Direction: Find each line holding "SERİSİ" and copy it out.

## Begin Provided records

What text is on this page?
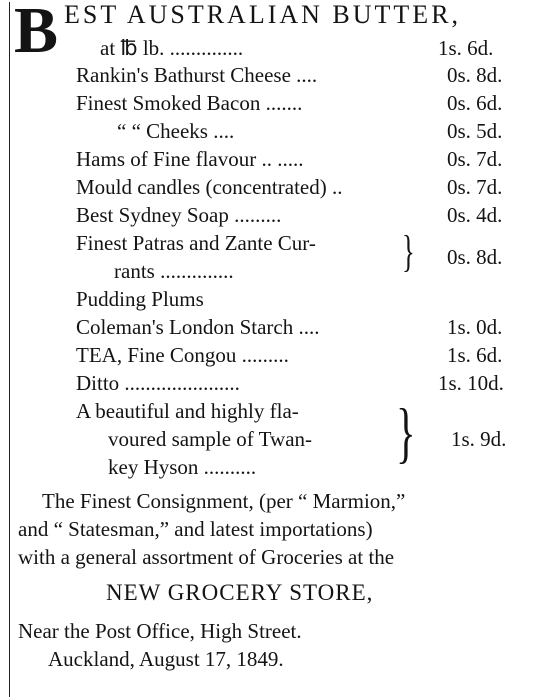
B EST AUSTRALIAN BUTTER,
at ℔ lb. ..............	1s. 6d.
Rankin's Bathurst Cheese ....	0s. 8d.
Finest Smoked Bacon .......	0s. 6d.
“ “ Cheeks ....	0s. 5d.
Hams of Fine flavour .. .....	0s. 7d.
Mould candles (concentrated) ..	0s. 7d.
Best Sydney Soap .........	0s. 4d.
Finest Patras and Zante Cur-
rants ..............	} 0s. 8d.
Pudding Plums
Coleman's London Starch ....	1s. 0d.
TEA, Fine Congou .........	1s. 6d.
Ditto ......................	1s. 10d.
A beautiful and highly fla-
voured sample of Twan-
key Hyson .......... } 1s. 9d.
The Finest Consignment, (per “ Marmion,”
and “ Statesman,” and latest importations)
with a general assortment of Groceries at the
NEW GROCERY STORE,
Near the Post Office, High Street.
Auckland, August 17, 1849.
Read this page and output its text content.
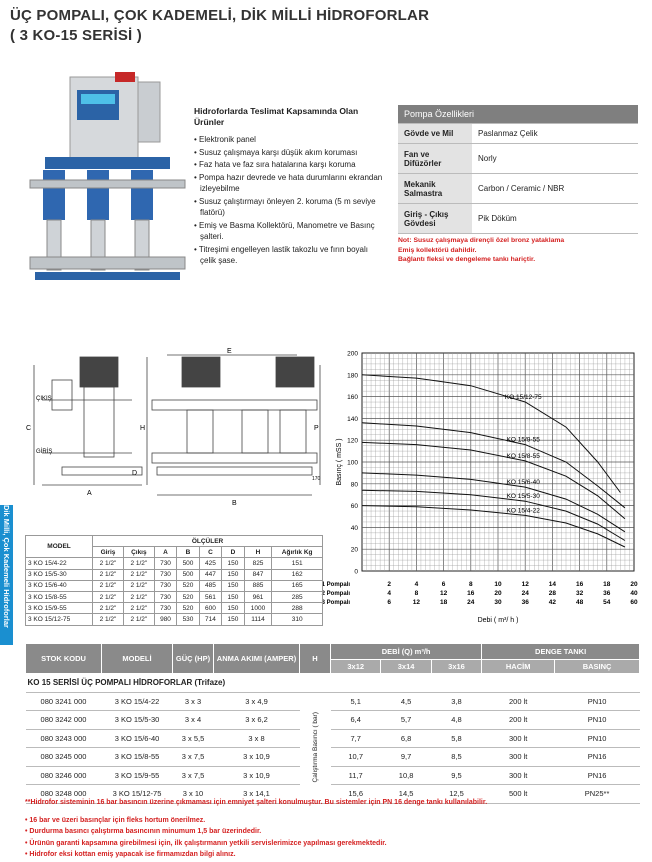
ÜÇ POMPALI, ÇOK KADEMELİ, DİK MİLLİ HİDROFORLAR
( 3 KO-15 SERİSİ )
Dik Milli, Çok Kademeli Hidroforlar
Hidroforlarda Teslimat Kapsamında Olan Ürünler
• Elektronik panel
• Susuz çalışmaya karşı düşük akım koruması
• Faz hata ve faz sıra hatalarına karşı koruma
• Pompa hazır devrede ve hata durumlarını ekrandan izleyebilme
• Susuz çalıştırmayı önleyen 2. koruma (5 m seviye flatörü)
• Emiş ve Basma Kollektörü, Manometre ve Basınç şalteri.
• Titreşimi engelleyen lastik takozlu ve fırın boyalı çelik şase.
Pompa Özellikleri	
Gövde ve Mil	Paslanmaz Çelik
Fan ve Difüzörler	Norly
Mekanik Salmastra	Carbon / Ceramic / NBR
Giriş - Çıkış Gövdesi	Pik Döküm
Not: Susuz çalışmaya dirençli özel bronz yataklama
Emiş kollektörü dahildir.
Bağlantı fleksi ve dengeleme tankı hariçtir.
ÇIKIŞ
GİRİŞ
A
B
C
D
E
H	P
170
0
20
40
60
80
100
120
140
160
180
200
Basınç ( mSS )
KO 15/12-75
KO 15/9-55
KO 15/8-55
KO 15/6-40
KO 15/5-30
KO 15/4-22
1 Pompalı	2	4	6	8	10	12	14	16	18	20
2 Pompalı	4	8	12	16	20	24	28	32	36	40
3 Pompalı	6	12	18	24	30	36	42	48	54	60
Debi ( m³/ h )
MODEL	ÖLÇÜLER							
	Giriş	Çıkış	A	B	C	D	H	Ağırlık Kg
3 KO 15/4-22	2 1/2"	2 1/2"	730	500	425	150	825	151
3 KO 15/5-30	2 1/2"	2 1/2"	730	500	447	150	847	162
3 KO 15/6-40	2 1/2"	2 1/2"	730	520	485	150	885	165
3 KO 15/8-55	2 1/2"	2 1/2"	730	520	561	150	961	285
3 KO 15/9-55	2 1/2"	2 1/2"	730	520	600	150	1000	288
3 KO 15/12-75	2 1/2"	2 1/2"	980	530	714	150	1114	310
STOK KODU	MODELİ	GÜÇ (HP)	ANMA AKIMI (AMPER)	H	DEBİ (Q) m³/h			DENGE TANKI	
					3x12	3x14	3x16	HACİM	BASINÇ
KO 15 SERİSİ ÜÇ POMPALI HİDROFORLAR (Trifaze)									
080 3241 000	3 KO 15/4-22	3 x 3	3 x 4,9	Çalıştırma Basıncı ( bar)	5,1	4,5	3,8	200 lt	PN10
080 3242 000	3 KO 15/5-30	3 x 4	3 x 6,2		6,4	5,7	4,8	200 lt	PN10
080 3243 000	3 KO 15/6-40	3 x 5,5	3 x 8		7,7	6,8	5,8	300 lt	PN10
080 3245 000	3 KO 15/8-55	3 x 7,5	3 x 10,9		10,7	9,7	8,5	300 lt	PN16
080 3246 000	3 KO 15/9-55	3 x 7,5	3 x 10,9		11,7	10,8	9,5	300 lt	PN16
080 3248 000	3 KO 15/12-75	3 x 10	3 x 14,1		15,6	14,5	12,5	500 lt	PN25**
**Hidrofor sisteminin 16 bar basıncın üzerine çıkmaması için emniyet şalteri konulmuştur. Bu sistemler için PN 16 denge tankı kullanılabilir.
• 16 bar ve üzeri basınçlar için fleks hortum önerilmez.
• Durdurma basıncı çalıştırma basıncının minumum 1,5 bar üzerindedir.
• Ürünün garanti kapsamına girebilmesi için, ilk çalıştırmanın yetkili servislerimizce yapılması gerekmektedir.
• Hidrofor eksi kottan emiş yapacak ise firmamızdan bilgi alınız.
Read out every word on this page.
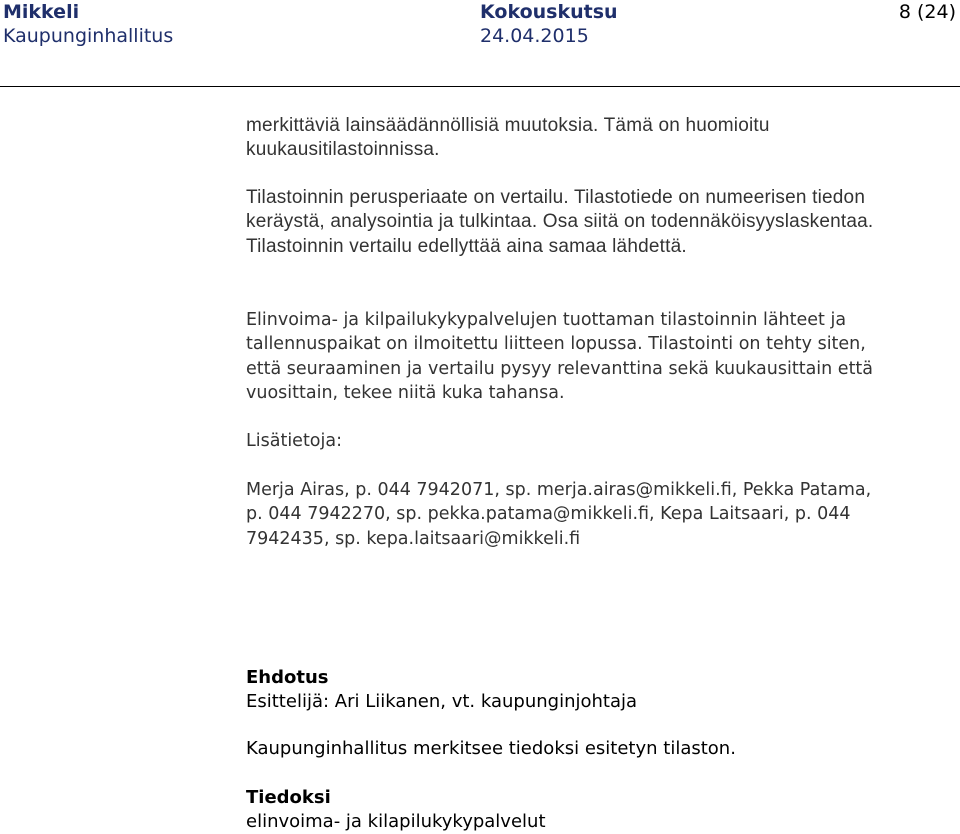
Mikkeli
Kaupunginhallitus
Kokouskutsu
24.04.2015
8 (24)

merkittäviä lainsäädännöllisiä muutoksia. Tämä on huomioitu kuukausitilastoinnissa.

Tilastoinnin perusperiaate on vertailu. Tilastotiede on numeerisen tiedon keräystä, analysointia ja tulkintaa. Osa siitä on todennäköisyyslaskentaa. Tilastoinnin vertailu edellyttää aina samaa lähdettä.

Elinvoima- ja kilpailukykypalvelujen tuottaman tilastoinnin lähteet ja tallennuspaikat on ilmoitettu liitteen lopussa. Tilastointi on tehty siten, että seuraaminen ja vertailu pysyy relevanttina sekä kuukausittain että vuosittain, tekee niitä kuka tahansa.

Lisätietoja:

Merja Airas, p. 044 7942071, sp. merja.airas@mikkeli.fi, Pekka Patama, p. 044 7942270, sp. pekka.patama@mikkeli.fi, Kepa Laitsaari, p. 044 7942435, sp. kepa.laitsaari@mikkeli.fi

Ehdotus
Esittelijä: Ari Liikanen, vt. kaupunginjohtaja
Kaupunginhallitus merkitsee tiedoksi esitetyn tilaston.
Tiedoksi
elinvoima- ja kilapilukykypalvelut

## End Provided records

Correct output:
( 3 KO-15 SERİSİ )
KO 15 SERİSİ ÜÇ POMPALI HİDROFORLAR (Trifaze)									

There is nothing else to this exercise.